# Problem statement
Each line that holds the word "BURY" should be returned.

[Excerpts from a figure dataset]
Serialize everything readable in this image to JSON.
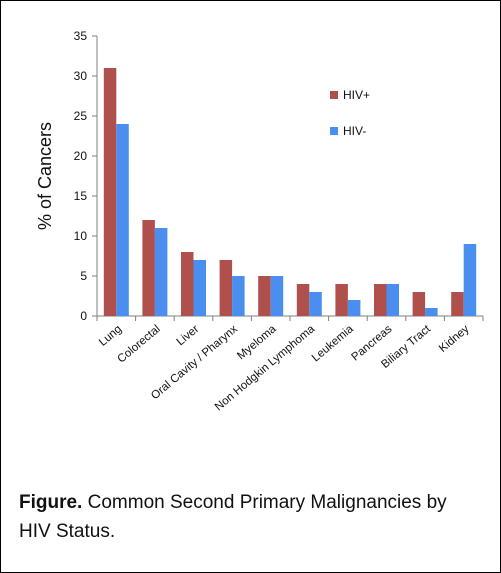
{
  "chart_data": {
    "type": "bar",
    "ylabel": "% of Cancers",
    "ylim": [
      0,
      35
    ],
    "yticks": [
      0,
      5,
      10,
      15,
      20,
      25,
      30,
      35
    ],
    "categories": [
      "Lung",
      "Colorectal",
      "Liver",
      "Oral Cavity / Pharynx",
      "Myeloma",
      "Non Hodgkin Lymphoma",
      "Leukemia",
      "Pancreas",
      "Biliary Tract",
      "Kidney"
    ],
    "series": [
      {
        "name": "HIV+",
        "color": "#b0504d",
        "values": [
          31,
          12,
          8,
          7,
          5,
          4,
          4,
          4,
          3,
          3
        ]
      },
      {
        "name": "HIV-",
        "color": "#4a8ef0",
        "values": [
          24,
          11,
          7,
          5,
          5,
          3,
          2,
          4,
          1,
          9
        ]
      }
    ],
    "legend_position": "top-right",
    "grid": false
  },
  "caption": {
    "lead": "Figure.",
    "text": " Common Second Primary Malignancies by HIV Status."
  }
}
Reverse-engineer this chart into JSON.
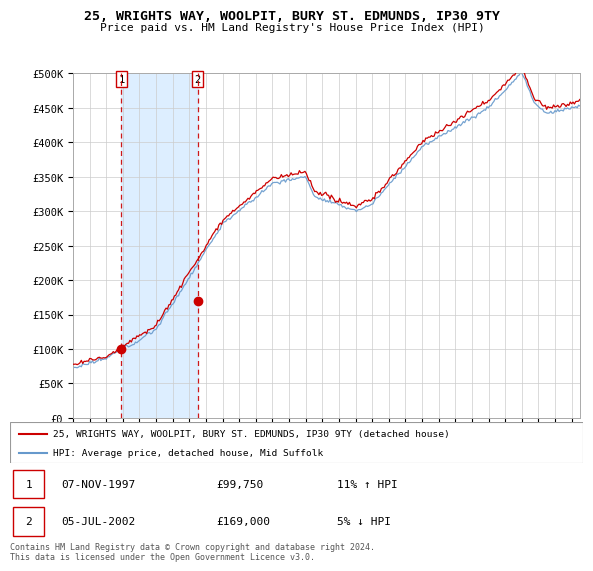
{
  "title": "25, WRIGHTS WAY, WOOLPIT, BURY ST. EDMUNDS, IP30 9TY",
  "subtitle": "Price paid vs. HM Land Registry's House Price Index (HPI)",
  "ylim": [
    0,
    500000
  ],
  "yticks": [
    0,
    50000,
    100000,
    150000,
    200000,
    250000,
    300000,
    350000,
    400000,
    450000,
    500000
  ],
  "ytick_labels": [
    "£0",
    "£50K",
    "£100K",
    "£150K",
    "£200K",
    "£250K",
    "£300K",
    "£350K",
    "£400K",
    "£450K",
    "£500K"
  ],
  "xlim_start": 1995.0,
  "xlim_end": 2025.5,
  "red_color": "#cc0000",
  "blue_color": "#6699cc",
  "shade_color": "#ddeeff",
  "background_color": "#ffffff",
  "grid_color": "#cccccc",
  "sale1_x": 1997.917,
  "sale1_y": 99750,
  "sale2_x": 2002.5,
  "sale2_y": 169000,
  "legend_line1": "25, WRIGHTS WAY, WOOLPIT, BURY ST. EDMUNDS, IP30 9TY (detached house)",
  "legend_line2": "HPI: Average price, detached house, Mid Suffolk",
  "table_row1": [
    "1",
    "07-NOV-1997",
    "£99,750",
    "11% ↑ HPI"
  ],
  "table_row2": [
    "2",
    "05-JUL-2002",
    "£169,000",
    "5% ↓ HPI"
  ],
  "footer": "Contains HM Land Registry data © Crown copyright and database right 2024.\nThis data is licensed under the Open Government Licence v3.0.",
  "dashed_x1": 1997.917,
  "dashed_x2": 2002.5
}
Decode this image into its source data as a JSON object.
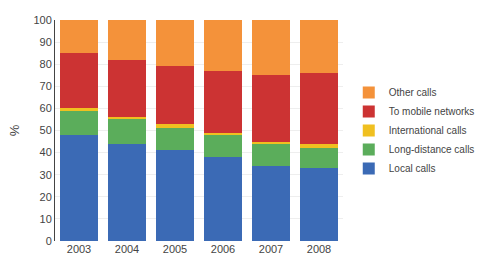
{
  "chart_data": {
    "type": "bar",
    "stacked": true,
    "categories": [
      "2003",
      "2004",
      "2005",
      "2006",
      "2007",
      "2008"
    ],
    "series": [
      {
        "name": "Local calls",
        "color": "#3B6AB5",
        "values": [
          48,
          44,
          41,
          38,
          34,
          33
        ]
      },
      {
        "name": "Long-distance calls",
        "color": "#5BAD5B",
        "values": [
          11,
          11,
          10,
          10,
          10,
          9
        ]
      },
      {
        "name": "International calls",
        "color": "#F0C020",
        "values": [
          1,
          1,
          2,
          1,
          1,
          2
        ]
      },
      {
        "name": "To mobile networks",
        "color": "#CC3333",
        "values": [
          25,
          26,
          26,
          28,
          30,
          32
        ]
      },
      {
        "name": "Other calls",
        "color": "#F4923A",
        "values": [
          15,
          18,
          21,
          23,
          25,
          24
        ]
      }
    ],
    "ylabel": "%",
    "ylim": [
      0,
      100
    ],
    "yticks": [
      0,
      10,
      20,
      30,
      40,
      50,
      60,
      70,
      80,
      90,
      100
    ],
    "grid": true,
    "legend": "right"
  }
}
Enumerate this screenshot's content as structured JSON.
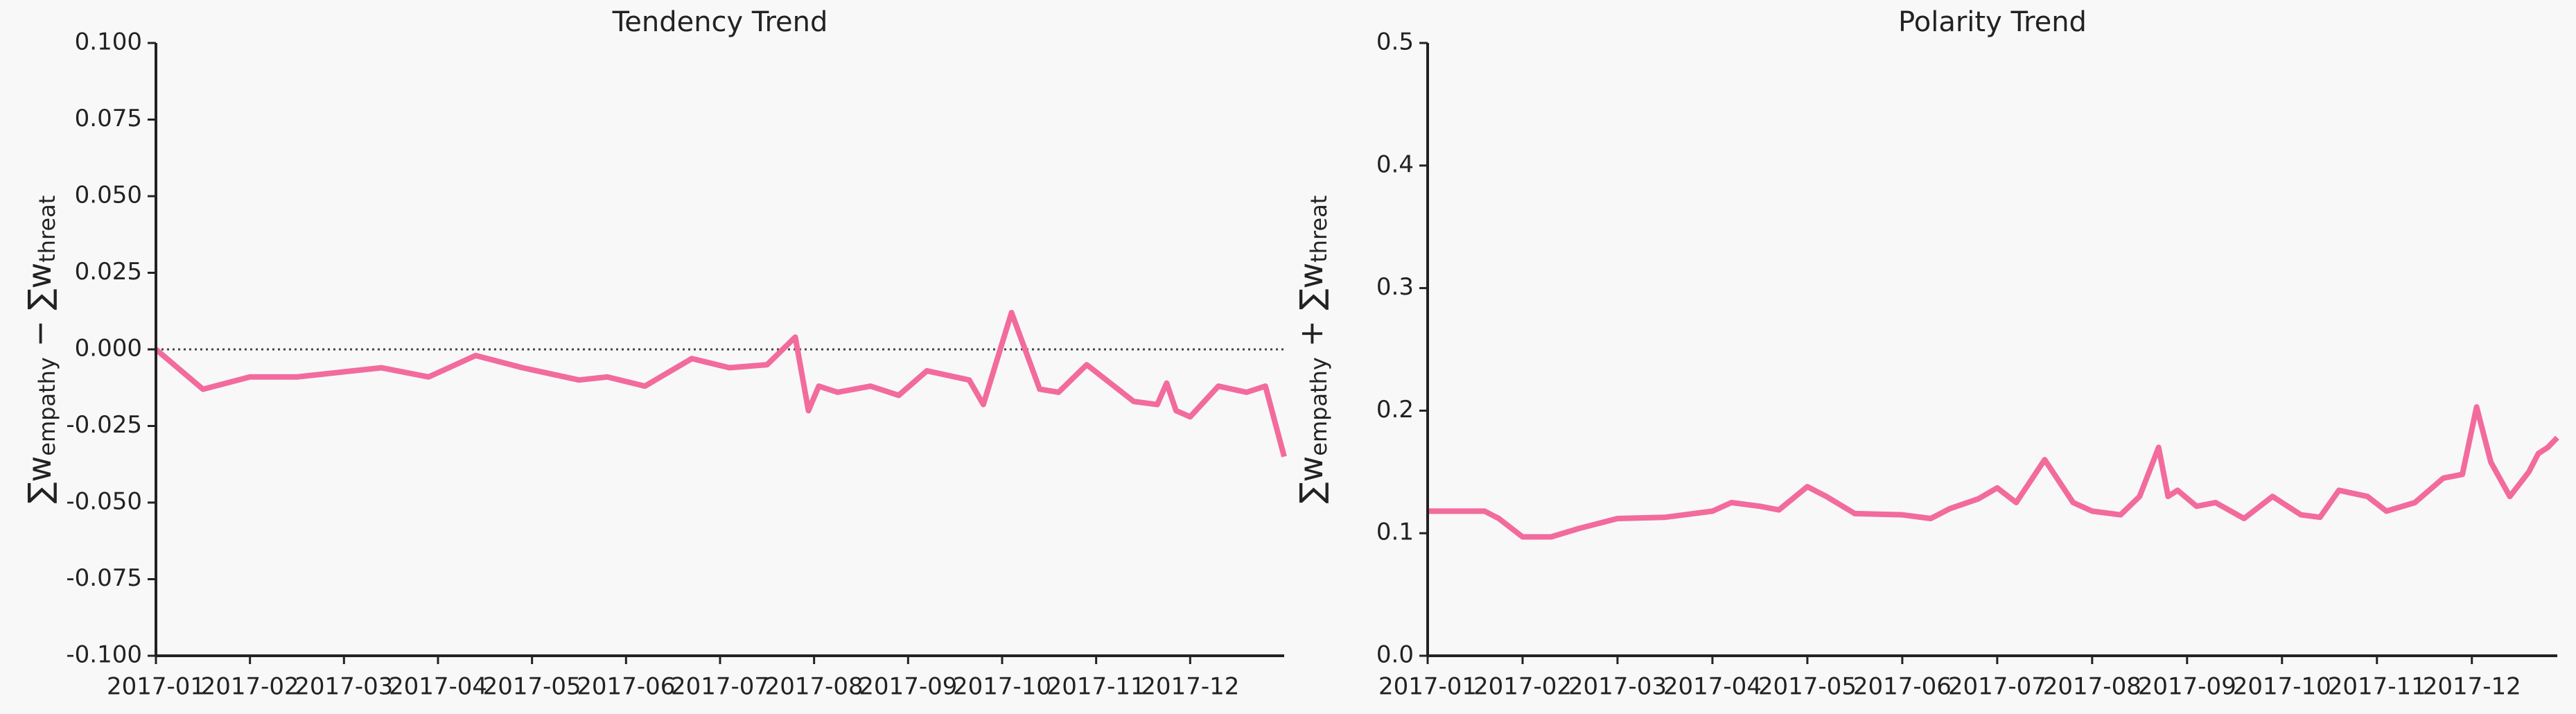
{
  "chart_data": [
    {
      "type": "line",
      "title": "Tendency Trend",
      "ylabel": [
        "∑w",
        "empathy",
        " − ∑w",
        "threat"
      ],
      "x": [
        0,
        0.5,
        1,
        1.5,
        2.4,
        2.9,
        3.4,
        3.9,
        4.5,
        4.8,
        5.2,
        5.7,
        6.1,
        6.5,
        6.8,
        6.94,
        7.05,
        7.25,
        7.6,
        7.9,
        8.2,
        8.65,
        8.8,
        9.1,
        9.4,
        9.6,
        9.9,
        10.4,
        10.65,
        10.75,
        10.85,
        11,
        11.3,
        11.6,
        11.8,
        12
      ],
      "series": [
        {
          "color": "#f26b9c",
          "values": [
            0,
            -0.013,
            -0.009,
            -0.009,
            -0.006,
            -0.009,
            -0.002,
            -0.006,
            -0.01,
            -0.009,
            -0.012,
            -0.003,
            -0.006,
            -0.005,
            0.004,
            -0.02,
            -0.012,
            -0.014,
            -0.012,
            -0.015,
            -0.007,
            -0.01,
            -0.018,
            0.012,
            -0.013,
            -0.014,
            -0.005,
            -0.017,
            -0.018,
            -0.011,
            -0.02,
            -0.022,
            -0.012,
            -0.014,
            -0.012,
            -0.035
          ]
        }
      ],
      "xlim": [
        0,
        12
      ],
      "xticks": [
        {
          "value": 0,
          "label": "2017-01"
        },
        {
          "value": 1,
          "label": "2017-02"
        },
        {
          "value": 2,
          "label": "2017-03"
        },
        {
          "value": 3,
          "label": "2017-04"
        },
        {
          "value": 4,
          "label": "2017-05"
        },
        {
          "value": 5,
          "label": "2017-06"
        },
        {
          "value": 6,
          "label": "2017-07"
        },
        {
          "value": 7,
          "label": "2017-08"
        },
        {
          "value": 8,
          "label": "2017-09"
        },
        {
          "value": 9,
          "label": "2017-10"
        },
        {
          "value": 10,
          "label": "2017-11"
        },
        {
          "value": 11,
          "label": "2017-12"
        }
      ],
      "ylim": [
        -0.1,
        0.1
      ],
      "yticks": [
        {
          "value": -0.1,
          "label": "-0.100"
        },
        {
          "value": -0.075,
          "label": "-0.075"
        },
        {
          "value": -0.05,
          "label": "-0.050"
        },
        {
          "value": -0.025,
          "label": "-0.025"
        },
        {
          "value": 0,
          "label": "0.000"
        },
        {
          "value": 0.025,
          "label": "0.025"
        },
        {
          "value": 0.05,
          "label": "0.050"
        },
        {
          "value": 0.075,
          "label": "0.075"
        },
        {
          "value": 0.1,
          "label": "0.100"
        }
      ],
      "hline": 0
    },
    {
      "type": "line",
      "title": "Polarity Trend",
      "ylabel": [
        "∑w",
        "empathy",
        " + ∑w",
        "threat"
      ],
      "x": [
        0,
        0.6,
        0.75,
        1,
        1.3,
        1.6,
        2,
        2.5,
        3,
        3.2,
        3.5,
        3.7,
        4,
        4.2,
        4.5,
        5,
        5.3,
        5.5,
        5.8,
        6,
        6.2,
        6.5,
        6.8,
        7,
        7.3,
        7.5,
        7.7,
        7.8,
        7.9,
        8.1,
        8.3,
        8.6,
        8.9,
        9.2,
        9.4,
        9.6,
        9.9,
        10.1,
        10.4,
        10.7,
        10.9,
        11.05,
        11.2,
        11.4,
        11.6,
        11.7,
        11.8,
        11.9
      ],
      "series": [
        {
          "color": "#f26b9c",
          "values": [
            0.118,
            0.118,
            0.112,
            0.097,
            0.097,
            0.104,
            0.112,
            0.113,
            0.118,
            0.125,
            0.122,
            0.119,
            0.138,
            0.13,
            0.116,
            0.115,
            0.112,
            0.12,
            0.128,
            0.137,
            0.125,
            0.16,
            0.125,
            0.118,
            0.115,
            0.13,
            0.17,
            0.13,
            0.135,
            0.122,
            0.125,
            0.112,
            0.13,
            0.115,
            0.113,
            0.135,
            0.13,
            0.118,
            0.125,
            0.145,
            0.148,
            0.203,
            0.158,
            0.13,
            0.15,
            0.165,
            0.17,
            0.178
          ]
        }
      ],
      "xlim": [
        0,
        11.9
      ],
      "xticks": [
        {
          "value": 0,
          "label": "2017-01"
        },
        {
          "value": 1,
          "label": "2017-02"
        },
        {
          "value": 2,
          "label": "2017-03"
        },
        {
          "value": 3,
          "label": "2017-04"
        },
        {
          "value": 4,
          "label": "2017-05"
        },
        {
          "value": 5,
          "label": "2017-06"
        },
        {
          "value": 6,
          "label": "2017-07"
        },
        {
          "value": 7,
          "label": "2017-08"
        },
        {
          "value": 8,
          "label": "2017-09"
        },
        {
          "value": 9,
          "label": "2017-10"
        },
        {
          "value": 10,
          "label": "2017-11"
        },
        {
          "value": 11,
          "label": "2017-12"
        }
      ],
      "ylim": [
        0,
        0.5
      ],
      "yticks": [
        {
          "value": 0,
          "label": "0.0"
        },
        0.1,
        0.2,
        0.3,
        0.4,
        0.5
      ]
    }
  ]
}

# Task response
  "title": "25, WRIGHTS WAY, WOOLPIT, BURY ST. EDMUNDS, IP30 9TY",
  "legend_line1": "25, WRIGHTS WAY, WOOLPIT, BURY ST. EDMUNDS, IP30 9TY (detached house)",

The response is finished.